What is being asked:
Identify the lines containing the word "Расходы". Copy each one.
↓↓↓
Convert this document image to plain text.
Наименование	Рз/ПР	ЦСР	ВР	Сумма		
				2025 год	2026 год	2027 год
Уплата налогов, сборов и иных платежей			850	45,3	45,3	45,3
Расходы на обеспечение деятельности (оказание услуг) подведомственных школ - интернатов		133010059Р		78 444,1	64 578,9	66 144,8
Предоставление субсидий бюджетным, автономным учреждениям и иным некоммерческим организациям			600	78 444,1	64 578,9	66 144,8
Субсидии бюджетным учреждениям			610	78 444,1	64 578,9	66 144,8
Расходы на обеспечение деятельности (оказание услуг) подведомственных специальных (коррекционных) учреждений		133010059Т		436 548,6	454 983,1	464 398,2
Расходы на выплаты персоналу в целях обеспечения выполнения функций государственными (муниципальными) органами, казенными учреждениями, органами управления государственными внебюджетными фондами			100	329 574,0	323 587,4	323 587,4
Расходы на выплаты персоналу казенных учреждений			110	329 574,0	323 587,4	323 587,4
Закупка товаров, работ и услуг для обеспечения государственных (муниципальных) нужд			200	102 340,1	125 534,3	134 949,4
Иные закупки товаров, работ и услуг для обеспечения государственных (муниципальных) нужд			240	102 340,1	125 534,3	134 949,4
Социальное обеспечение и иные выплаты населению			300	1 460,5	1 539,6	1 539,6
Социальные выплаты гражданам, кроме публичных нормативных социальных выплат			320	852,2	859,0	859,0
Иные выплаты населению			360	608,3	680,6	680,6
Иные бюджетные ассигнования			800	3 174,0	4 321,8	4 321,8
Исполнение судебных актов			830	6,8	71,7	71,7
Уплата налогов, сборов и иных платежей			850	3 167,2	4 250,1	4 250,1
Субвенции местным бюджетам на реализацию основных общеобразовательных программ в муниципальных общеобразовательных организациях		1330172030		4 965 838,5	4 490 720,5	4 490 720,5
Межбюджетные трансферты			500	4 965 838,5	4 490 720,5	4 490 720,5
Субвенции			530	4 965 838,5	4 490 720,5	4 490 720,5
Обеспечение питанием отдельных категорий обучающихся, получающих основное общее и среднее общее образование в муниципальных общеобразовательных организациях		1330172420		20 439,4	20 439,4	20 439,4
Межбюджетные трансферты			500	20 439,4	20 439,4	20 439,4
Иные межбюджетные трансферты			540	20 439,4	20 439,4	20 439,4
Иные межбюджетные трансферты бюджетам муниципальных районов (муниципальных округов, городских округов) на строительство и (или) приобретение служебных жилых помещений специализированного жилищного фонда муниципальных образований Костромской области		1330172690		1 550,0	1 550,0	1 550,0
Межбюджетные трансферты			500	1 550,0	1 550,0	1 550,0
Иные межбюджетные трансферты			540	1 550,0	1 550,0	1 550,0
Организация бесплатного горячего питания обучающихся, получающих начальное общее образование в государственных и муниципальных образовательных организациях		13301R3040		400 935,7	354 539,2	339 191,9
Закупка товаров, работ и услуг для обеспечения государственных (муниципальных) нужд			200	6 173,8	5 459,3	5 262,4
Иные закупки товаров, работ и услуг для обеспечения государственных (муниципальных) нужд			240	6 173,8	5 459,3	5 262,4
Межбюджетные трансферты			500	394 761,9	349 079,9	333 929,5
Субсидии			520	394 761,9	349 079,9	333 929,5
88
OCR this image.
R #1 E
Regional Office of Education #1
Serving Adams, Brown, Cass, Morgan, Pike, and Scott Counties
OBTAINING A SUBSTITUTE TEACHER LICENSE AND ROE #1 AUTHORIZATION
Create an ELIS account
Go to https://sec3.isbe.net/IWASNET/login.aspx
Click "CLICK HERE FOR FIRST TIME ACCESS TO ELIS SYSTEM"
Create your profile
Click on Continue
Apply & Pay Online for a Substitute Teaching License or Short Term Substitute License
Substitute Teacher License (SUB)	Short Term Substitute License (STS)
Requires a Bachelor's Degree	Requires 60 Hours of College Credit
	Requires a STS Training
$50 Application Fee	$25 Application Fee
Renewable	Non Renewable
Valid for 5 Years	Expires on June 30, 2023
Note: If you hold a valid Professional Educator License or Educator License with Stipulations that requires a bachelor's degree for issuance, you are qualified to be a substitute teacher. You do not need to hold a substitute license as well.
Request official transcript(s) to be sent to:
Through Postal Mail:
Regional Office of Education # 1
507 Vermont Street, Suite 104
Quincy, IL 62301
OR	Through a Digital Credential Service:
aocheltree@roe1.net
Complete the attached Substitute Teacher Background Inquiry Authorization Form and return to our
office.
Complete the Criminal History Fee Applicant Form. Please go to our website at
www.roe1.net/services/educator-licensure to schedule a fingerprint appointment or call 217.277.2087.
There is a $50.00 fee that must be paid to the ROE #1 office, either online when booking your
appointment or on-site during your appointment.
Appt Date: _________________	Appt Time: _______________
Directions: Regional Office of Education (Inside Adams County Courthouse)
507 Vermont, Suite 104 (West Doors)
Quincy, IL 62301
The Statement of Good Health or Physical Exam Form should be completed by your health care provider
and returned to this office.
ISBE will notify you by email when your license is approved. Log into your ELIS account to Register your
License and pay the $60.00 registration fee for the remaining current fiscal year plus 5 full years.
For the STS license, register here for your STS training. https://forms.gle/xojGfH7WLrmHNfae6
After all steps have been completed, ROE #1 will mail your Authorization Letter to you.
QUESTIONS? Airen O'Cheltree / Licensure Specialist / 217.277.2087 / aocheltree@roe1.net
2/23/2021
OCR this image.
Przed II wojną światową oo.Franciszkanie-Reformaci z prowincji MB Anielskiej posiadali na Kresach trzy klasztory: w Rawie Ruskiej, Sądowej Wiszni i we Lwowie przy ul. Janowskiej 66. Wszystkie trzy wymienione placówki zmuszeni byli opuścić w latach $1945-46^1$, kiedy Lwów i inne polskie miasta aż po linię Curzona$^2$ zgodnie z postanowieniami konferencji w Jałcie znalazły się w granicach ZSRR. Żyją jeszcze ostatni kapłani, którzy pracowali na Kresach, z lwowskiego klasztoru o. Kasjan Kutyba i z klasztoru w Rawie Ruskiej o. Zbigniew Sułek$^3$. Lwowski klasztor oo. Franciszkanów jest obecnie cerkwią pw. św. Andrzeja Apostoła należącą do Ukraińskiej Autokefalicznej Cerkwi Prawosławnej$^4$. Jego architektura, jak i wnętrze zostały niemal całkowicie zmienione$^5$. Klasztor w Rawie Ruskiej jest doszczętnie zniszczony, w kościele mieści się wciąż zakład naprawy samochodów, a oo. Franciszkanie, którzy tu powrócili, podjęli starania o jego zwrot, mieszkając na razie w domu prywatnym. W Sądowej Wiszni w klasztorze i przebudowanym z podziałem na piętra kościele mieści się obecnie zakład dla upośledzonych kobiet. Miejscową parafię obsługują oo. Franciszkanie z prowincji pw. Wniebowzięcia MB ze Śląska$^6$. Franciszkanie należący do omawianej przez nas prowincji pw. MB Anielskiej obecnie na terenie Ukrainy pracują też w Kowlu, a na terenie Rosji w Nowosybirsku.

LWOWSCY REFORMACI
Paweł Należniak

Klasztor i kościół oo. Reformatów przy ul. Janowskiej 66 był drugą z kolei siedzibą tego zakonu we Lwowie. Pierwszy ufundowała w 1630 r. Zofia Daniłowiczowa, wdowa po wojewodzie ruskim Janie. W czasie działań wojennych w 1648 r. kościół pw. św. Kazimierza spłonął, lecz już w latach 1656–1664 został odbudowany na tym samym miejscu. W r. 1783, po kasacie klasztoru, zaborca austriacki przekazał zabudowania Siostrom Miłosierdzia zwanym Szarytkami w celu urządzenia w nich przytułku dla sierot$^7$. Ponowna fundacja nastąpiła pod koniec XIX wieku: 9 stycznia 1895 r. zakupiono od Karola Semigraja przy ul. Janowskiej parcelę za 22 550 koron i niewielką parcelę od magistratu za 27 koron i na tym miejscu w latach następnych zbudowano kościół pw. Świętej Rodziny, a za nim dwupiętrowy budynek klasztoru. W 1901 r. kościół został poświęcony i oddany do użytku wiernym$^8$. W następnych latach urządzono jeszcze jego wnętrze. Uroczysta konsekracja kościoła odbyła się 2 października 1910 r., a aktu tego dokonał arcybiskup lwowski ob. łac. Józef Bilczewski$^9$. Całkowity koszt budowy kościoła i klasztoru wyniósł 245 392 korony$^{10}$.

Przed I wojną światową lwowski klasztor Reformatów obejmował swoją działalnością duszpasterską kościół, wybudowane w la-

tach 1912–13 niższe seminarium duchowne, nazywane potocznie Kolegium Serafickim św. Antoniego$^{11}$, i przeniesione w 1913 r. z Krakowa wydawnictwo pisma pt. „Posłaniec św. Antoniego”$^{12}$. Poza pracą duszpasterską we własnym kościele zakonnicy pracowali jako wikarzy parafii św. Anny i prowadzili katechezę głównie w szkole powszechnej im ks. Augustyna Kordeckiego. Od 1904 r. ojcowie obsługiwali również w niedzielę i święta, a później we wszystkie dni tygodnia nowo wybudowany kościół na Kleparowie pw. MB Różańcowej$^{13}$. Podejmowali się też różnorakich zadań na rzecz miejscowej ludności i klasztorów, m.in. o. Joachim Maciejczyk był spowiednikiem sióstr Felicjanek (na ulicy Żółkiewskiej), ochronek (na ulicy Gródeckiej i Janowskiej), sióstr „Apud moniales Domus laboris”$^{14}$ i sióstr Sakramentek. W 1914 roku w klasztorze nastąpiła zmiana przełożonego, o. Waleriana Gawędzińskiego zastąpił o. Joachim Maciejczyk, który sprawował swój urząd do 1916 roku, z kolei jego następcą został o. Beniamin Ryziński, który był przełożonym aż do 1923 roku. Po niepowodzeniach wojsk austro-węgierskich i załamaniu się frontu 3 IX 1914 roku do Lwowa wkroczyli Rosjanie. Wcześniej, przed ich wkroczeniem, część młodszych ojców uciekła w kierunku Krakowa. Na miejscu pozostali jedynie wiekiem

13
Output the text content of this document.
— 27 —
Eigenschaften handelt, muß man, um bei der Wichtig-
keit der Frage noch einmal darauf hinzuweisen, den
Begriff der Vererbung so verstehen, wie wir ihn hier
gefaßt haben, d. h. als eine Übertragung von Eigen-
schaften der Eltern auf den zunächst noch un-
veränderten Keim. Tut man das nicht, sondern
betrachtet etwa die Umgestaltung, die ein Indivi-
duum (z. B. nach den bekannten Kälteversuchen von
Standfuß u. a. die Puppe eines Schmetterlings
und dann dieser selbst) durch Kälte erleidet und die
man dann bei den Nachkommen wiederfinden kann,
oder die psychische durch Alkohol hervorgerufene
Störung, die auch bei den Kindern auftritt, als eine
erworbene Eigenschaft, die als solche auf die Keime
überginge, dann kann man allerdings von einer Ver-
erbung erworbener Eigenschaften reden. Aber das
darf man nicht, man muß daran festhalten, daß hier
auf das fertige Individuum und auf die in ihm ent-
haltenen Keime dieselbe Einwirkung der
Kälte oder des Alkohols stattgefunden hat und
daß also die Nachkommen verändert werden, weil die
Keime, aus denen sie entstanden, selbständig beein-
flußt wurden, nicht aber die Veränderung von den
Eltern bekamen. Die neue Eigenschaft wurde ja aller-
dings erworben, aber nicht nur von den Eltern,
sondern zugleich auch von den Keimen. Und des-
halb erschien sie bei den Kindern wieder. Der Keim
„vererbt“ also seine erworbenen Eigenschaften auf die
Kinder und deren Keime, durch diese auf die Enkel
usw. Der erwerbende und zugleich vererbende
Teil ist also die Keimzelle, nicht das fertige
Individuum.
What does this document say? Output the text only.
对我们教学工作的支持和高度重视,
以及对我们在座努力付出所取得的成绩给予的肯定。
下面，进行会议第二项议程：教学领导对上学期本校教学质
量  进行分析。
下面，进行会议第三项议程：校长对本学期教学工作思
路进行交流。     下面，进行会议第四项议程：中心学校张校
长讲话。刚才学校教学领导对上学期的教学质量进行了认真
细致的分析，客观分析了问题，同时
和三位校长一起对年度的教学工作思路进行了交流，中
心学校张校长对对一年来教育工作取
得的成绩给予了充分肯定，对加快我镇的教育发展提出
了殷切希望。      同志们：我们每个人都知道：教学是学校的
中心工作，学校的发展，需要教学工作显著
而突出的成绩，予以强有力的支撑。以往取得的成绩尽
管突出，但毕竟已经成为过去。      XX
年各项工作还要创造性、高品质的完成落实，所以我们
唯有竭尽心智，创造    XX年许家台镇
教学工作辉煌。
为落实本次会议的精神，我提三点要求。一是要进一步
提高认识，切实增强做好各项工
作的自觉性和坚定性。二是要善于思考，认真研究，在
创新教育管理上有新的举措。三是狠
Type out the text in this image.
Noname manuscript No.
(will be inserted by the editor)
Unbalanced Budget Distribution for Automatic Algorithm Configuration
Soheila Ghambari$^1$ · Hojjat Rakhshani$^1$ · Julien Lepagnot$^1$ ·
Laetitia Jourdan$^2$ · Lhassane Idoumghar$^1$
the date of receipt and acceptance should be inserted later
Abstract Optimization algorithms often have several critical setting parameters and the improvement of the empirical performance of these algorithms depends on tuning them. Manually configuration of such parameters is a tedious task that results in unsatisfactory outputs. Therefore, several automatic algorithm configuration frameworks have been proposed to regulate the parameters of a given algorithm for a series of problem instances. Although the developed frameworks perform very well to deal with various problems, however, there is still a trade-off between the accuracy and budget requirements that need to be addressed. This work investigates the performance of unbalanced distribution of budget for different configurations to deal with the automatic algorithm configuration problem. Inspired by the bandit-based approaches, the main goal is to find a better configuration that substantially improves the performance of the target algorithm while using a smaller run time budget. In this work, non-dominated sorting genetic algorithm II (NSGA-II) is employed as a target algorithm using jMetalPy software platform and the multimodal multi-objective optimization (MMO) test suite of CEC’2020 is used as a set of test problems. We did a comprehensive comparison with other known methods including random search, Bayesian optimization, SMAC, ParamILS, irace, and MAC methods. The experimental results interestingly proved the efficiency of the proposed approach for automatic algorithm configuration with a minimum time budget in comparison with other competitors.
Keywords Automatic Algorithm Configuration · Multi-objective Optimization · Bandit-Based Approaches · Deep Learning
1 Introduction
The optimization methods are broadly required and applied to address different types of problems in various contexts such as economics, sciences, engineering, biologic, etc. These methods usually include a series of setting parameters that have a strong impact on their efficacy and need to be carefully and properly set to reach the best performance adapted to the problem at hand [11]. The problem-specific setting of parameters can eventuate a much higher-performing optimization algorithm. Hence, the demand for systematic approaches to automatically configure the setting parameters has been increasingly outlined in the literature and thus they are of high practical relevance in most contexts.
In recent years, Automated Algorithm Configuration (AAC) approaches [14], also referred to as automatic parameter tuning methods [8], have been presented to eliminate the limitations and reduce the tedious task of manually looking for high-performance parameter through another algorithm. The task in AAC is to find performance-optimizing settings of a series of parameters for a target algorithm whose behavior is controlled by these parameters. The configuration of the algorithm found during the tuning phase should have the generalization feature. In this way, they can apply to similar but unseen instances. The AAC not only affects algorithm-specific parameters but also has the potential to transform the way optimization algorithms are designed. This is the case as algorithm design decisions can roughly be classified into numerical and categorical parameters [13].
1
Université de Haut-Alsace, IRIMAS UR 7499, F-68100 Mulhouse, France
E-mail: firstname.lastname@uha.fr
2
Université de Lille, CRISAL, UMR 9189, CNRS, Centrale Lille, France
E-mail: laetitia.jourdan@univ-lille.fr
↑↑↑
Response:
Расходы на обеспечение деятельности (оказание услуг) подведомственных школ - интернатов		133010059Р		78 444,1	64 578,9	66 144,8
Расходы на обеспечение деятельности (оказание услуг) подведомственных специальных (коррекционных) учреждений		133010059Т		436 548,6	454 983,1	464 398,2
Расходы на выплаты персоналу в целях обеспечения выполнения функций государственными (муниципальными) органами, казенными учреждениями, органами управления государственными внебюджетными фондами			100	329 574,0	323 587,4	323 587,4
Расходы на выплаты персоналу казенных учреждений			110	329 574,0	323 587,4	323 587,4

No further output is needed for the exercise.